INSTRUCTION –
Your task is to count the lines of the entries below that include the word "comer" and to give only the resulting number.
* START RECORDED INFORMATION *
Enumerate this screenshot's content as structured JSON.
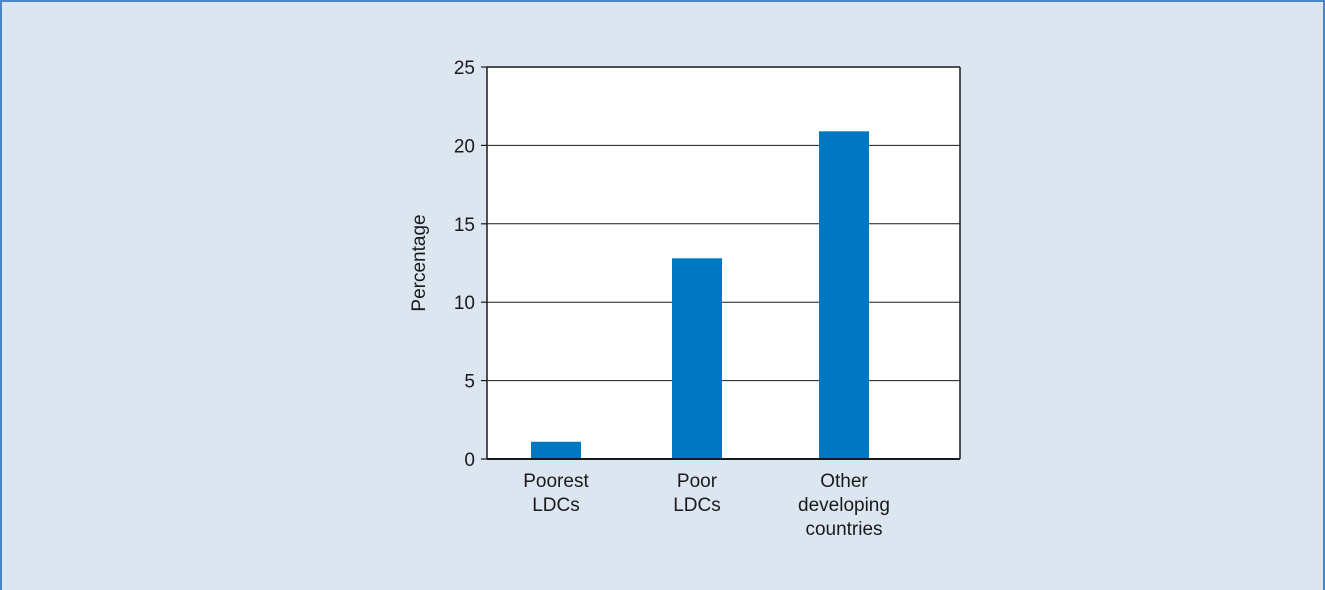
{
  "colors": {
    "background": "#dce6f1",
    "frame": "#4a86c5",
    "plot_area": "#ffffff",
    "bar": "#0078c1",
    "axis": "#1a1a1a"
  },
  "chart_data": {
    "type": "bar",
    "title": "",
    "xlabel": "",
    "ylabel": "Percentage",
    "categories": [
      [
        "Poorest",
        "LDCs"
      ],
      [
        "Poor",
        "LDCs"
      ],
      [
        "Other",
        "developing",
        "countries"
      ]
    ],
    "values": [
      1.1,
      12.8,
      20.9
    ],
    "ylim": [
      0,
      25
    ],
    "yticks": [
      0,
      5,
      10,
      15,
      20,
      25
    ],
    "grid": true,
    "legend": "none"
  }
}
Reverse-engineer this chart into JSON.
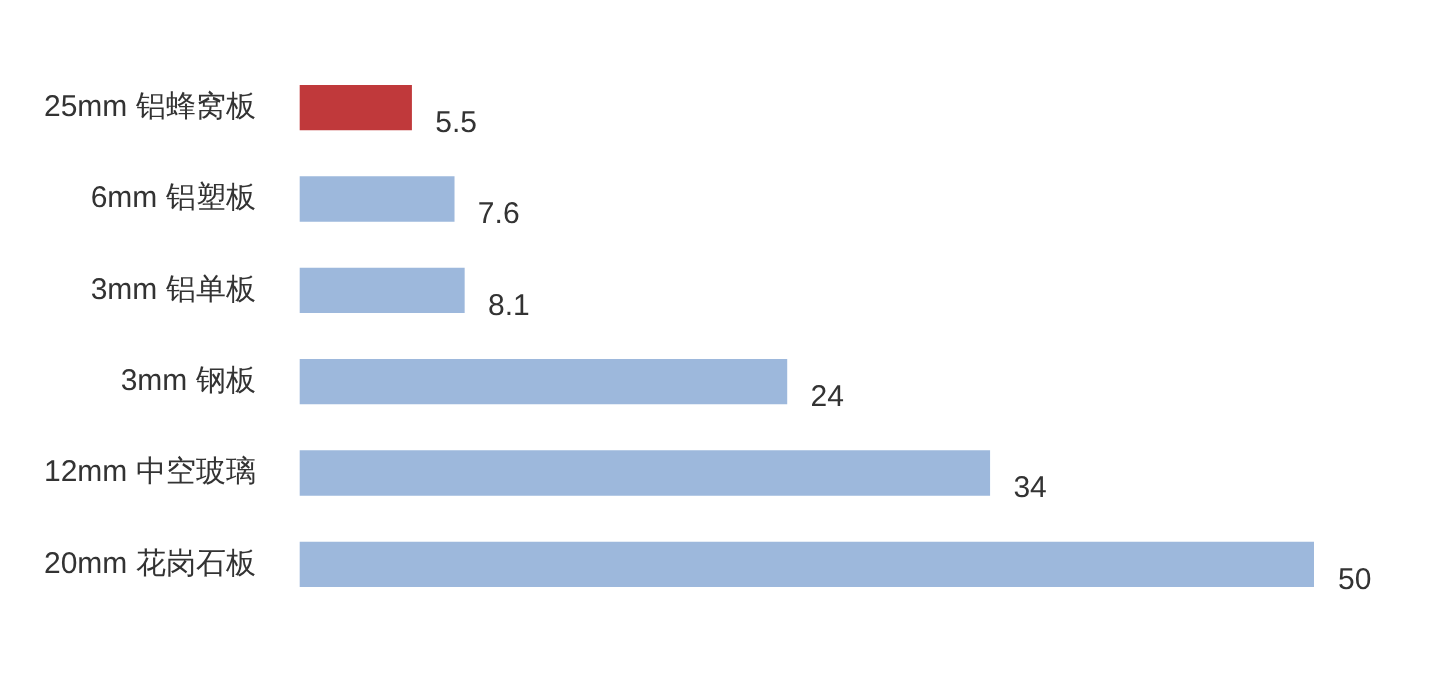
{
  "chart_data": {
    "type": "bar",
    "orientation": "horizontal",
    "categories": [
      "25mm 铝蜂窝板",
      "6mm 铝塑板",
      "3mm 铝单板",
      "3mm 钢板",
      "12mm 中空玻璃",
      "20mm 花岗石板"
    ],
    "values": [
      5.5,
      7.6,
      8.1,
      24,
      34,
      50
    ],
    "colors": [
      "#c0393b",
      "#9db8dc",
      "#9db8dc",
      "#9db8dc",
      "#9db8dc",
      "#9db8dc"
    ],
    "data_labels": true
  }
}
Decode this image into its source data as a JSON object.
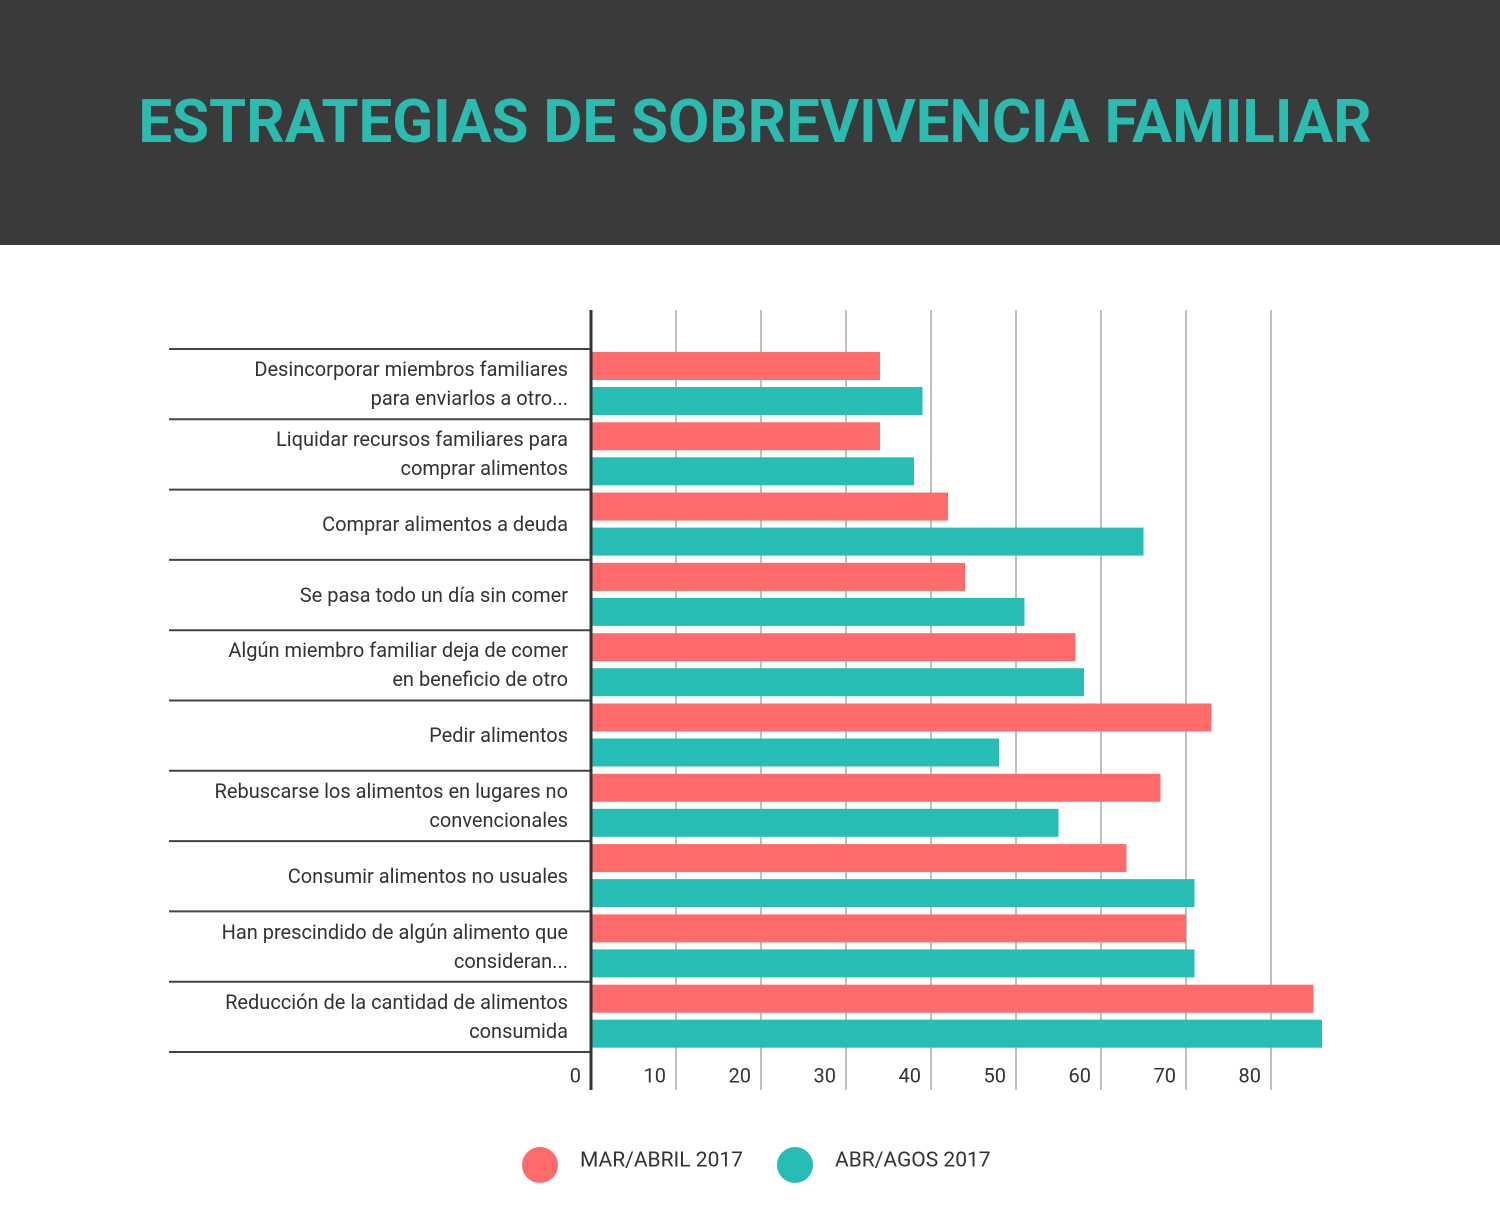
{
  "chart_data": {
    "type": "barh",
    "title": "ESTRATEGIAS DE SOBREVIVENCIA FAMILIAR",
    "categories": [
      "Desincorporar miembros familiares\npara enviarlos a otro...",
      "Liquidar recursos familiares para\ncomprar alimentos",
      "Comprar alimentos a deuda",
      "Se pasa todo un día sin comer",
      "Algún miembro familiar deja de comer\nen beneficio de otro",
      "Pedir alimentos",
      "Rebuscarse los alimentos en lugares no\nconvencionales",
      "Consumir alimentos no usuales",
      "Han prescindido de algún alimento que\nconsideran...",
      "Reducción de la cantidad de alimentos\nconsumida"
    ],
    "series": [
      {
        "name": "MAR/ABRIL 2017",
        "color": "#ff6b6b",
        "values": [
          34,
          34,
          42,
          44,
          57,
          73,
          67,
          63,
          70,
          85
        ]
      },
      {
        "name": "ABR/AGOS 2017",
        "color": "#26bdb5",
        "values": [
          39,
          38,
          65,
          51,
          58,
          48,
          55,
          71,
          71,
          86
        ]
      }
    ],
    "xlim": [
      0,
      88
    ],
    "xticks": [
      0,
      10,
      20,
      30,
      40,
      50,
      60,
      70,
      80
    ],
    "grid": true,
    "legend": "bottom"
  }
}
* END RECORDED INFORMATION *
RIGHT ANSWER –
2